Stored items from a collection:
++++++

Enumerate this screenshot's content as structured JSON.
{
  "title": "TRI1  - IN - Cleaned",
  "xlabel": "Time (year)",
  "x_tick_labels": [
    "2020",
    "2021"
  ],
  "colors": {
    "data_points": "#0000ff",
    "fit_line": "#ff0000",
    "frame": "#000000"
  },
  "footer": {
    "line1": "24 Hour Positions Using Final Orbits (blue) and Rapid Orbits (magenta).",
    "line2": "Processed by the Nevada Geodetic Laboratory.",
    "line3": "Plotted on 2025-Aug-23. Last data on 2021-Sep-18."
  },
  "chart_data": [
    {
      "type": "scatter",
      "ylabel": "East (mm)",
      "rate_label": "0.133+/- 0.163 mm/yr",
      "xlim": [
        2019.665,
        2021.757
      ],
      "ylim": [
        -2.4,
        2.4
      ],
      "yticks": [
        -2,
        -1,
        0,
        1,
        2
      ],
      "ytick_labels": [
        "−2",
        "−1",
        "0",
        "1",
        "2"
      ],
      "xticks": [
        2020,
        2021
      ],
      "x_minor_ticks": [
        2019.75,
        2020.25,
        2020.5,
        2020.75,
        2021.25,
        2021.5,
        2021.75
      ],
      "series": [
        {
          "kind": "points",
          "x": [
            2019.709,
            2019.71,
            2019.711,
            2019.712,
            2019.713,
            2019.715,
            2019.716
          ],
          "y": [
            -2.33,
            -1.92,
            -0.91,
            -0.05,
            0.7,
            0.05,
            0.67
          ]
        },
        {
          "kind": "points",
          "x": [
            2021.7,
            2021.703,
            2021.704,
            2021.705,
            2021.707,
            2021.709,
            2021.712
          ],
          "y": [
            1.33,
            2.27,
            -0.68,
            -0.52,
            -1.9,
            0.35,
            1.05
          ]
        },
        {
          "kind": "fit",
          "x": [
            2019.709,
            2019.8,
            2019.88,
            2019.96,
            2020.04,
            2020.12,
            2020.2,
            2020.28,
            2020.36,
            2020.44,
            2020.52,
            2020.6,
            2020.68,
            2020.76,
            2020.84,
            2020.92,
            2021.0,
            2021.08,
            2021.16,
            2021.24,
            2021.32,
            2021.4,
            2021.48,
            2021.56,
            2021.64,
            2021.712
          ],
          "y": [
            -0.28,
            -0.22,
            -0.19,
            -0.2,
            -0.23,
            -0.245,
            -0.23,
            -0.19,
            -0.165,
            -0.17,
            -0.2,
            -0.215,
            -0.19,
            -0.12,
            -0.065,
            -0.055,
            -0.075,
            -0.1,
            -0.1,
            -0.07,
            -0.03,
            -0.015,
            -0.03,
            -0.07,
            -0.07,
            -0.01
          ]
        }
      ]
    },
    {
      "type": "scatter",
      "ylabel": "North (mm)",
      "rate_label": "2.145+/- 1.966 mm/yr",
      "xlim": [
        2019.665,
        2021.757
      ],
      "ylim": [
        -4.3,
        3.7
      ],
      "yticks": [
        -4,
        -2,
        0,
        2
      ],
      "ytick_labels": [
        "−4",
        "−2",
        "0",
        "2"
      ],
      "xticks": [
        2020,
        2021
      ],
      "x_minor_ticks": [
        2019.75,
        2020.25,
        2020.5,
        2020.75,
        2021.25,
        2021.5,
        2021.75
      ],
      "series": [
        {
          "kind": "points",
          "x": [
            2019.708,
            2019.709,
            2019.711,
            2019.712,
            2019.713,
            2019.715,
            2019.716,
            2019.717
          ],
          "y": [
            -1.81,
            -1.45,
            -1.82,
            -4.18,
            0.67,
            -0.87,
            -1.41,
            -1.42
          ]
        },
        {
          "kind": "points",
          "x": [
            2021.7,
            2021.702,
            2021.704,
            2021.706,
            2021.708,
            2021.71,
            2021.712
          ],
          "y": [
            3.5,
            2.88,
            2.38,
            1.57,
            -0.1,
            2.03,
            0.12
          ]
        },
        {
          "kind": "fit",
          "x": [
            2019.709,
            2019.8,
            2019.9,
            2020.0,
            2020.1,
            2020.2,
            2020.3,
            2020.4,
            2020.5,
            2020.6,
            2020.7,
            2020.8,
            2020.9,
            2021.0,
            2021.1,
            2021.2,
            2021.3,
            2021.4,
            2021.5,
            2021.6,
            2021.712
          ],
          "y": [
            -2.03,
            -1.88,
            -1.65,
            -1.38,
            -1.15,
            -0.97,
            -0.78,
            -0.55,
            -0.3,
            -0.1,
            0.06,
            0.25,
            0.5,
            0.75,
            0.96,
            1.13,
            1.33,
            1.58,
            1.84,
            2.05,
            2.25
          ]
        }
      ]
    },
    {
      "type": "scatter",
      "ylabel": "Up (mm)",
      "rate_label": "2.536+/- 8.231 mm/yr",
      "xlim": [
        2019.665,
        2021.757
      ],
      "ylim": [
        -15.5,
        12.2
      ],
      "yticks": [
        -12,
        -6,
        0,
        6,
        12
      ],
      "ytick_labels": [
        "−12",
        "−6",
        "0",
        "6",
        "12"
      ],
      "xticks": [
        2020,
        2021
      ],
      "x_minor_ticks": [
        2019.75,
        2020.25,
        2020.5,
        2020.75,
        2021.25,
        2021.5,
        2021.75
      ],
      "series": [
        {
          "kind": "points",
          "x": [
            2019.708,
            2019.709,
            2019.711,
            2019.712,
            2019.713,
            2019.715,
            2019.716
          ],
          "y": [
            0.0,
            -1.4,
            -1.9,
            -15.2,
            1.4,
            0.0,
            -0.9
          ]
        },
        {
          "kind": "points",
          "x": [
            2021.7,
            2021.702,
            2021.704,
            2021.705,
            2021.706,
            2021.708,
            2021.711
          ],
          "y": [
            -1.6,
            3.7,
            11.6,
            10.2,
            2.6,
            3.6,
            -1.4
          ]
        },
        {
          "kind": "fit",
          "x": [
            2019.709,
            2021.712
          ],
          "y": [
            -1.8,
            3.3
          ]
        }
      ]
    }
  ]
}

++++++

Problem requirements: Write out every entry word for word.

Correct response:
Enumerate this screenshot's content as structured JSON.
{
  "title": "TRI1  - IN - Cleaned",
  "xlabel": "Time (year)",
  "x_tick_labels": [
    "2020",
    "2021"
  ],
  "colors": {
    "data_points": "#0000ff",
    "fit_line": "#ff0000",
    "frame": "#000000"
  },
  "footer": {
    "line1": "24 Hour Positions Using Final Orbits (blue) and Rapid Orbits (magenta).",
    "line2": "Processed by the Nevada Geodetic Laboratory.",
    "line3": "Plotted on 2025-Aug-23. Last data on 2021-Sep-18."
  },
  "chart_data": [
    {
      "type": "scatter",
      "ylabel": "East (mm)",
      "rate_label": "0.133+/- 0.163 mm/yr",
      "xlim": [
        2019.665,
        2021.757
      ],
      "ylim": [
        -2.4,
        2.4
      ],
      "yticks": [
        -2,
        -1,
        0,
        1,
        2
      ],
      "ytick_labels": [
        "−2",
        "−1",
        "0",
        "1",
        "2"
      ],
      "xticks": [
        2020,
        2021
      ],
      "x_minor_ticks": [
        2019.75,
        2020.25,
        2020.5,
        2020.75,
        2021.25,
        2021.5,
        2021.75
      ],
      "series": [
        {
          "kind": "points",
          "x": [
            2019.709,
            2019.71,
            2019.711,
            2019.712,
            2019.713,
            2019.715,
            2019.716
          ],
          "y": [
            -2.33,
            -1.92,
            -0.91,
            -0.05,
            0.7,
            0.05,
            0.67
          ]
        },
        {
          "kind": "points",
          "x": [
            2021.7,
            2021.703,
            2021.704,
            2021.705,
            2021.707,
            2021.709,
            2021.712
          ],
          "y": [
            1.33,
            2.27,
            -0.68,
            -0.52,
            -1.9,
            0.35,
            1.05
          ]
        },
        {
          "kind": "fit",
          "x": [
            2019.709,
            2019.8,
            2019.88,
            2019.96,
            2020.04,
            2020.12,
            2020.2,
            2020.28,
            2020.36,
            2020.44,
            2020.52,
            2020.6,
            2020.68,
            2020.76,
            2020.84,
            2020.92,
            2021.0,
            2021.08,
            2021.16,
            2021.24,
            2021.32,
            2021.4,
            2021.48,
            2021.56,
            2021.64,
            2021.712
          ],
          "y": [
            -0.28,
            -0.22,
            -0.19,
            -0.2,
            -0.23,
            -0.245,
            -0.23,
            -0.19,
            -0.165,
            -0.17,
            -0.2,
            -0.215,
            -0.19,
            -0.12,
            -0.065,
            -0.055,
            -0.075,
            -0.1,
            -0.1,
            -0.07,
            -0.03,
            -0.015,
            -0.03,
            -0.07,
            -0.07,
            -0.01
          ]
        }
      ]
    },
    {
      "type": "scatter",
      "ylabel": "North (mm)",
      "rate_label": "2.145+/- 1.966 mm/yr",
      "xlim": [
        2019.665,
        2021.757
      ],
      "ylim": [
        -4.3,
        3.7
      ],
      "yticks": [
        -4,
        -2,
        0,
        2
      ],
      "ytick_labels": [
        "−4",
        "−2",
        "0",
        "2"
      ],
      "xticks": [
        2020,
        2021
      ],
      "x_minor_ticks": [
        2019.75,
        2020.25,
        2020.5,
        2020.75,
        2021.25,
        2021.5,
        2021.75
      ],
      "series": [
        {
          "kind": "points",
          "x": [
            2019.708,
            2019.709,
            2019.711,
            2019.712,
            2019.713,
            2019.715,
            2019.716,
            2019.717
          ],
          "y": [
            -1.81,
            -1.45,
            -1.82,
            -4.18,
            0.67,
            -0.87,
            -1.41,
            -1.42
          ]
        },
        {
          "kind": "points",
          "x": [
            2021.7,
            2021.702,
            2021.704,
            2021.706,
            2021.708,
            2021.71,
            2021.712
          ],
          "y": [
            3.5,
            2.88,
            2.38,
            1.57,
            -0.1,
            2.03,
            0.12
          ]
        },
        {
          "kind": "fit",
          "x": [
            2019.709,
            2019.8,
            2019.9,
            2020.0,
            2020.1,
            2020.2,
            2020.3,
            2020.4,
            2020.5,
            2020.6,
            2020.7,
            2020.8,
            2020.9,
            2021.0,
            2021.1,
            2021.2,
            2021.3,
            2021.4,
            2021.5,
            2021.6,
            2021.712
          ],
          "y": [
            -2.03,
            -1.88,
            -1.65,
            -1.38,
            -1.15,
            -0.97,
            -0.78,
            -0.55,
            -0.3,
            -0.1,
            0.06,
            0.25,
            0.5,
            0.75,
            0.96,
            1.13,
            1.33,
            1.58,
            1.84,
            2.05,
            2.25
          ]
        }
      ]
    },
    {
      "type": "scatter",
      "ylabel": "Up (mm)",
      "rate_label": "2.536+/- 8.231 mm/yr",
      "xlim": [
        2019.665,
        2021.757
      ],
      "ylim": [
        -15.5,
        12.2
      ],
      "yticks": [
        -12,
        -6,
        0,
        6,
        12
      ],
      "ytick_labels": [
        "−12",
        "−6",
        "0",
        "6",
        "12"
      ],
      "xticks": [
        2020,
        2021
      ],
      "x_minor_ticks": [
        2019.75,
        2020.25,
        2020.5,
        2020.75,
        2021.25,
        2021.5,
        2021.75
      ],
      "series": [
        {
          "kind": "points",
          "x": [
            2019.708,
            2019.709,
            2019.711,
            2019.712,
            2019.713,
            2019.715,
            2019.716
          ],
          "y": [
            0.0,
            -1.4,
            -1.9,
            -15.2,
            1.4,
            0.0,
            -0.9
          ]
        },
        {
          "kind": "points",
          "x": [
            2021.7,
            2021.702,
            2021.704,
            2021.705,
            2021.706,
            2021.708,
            2021.711
          ],
          "y": [
            -1.6,
            3.7,
            11.6,
            10.2,
            2.6,
            3.6,
            -1.4
          ]
        },
        {
          "kind": "fit",
          "x": [
            2019.709,
            2021.712
          ],
          "y": [
            -1.8,
            3.3
          ]
        }
      ]
    }
  ]
}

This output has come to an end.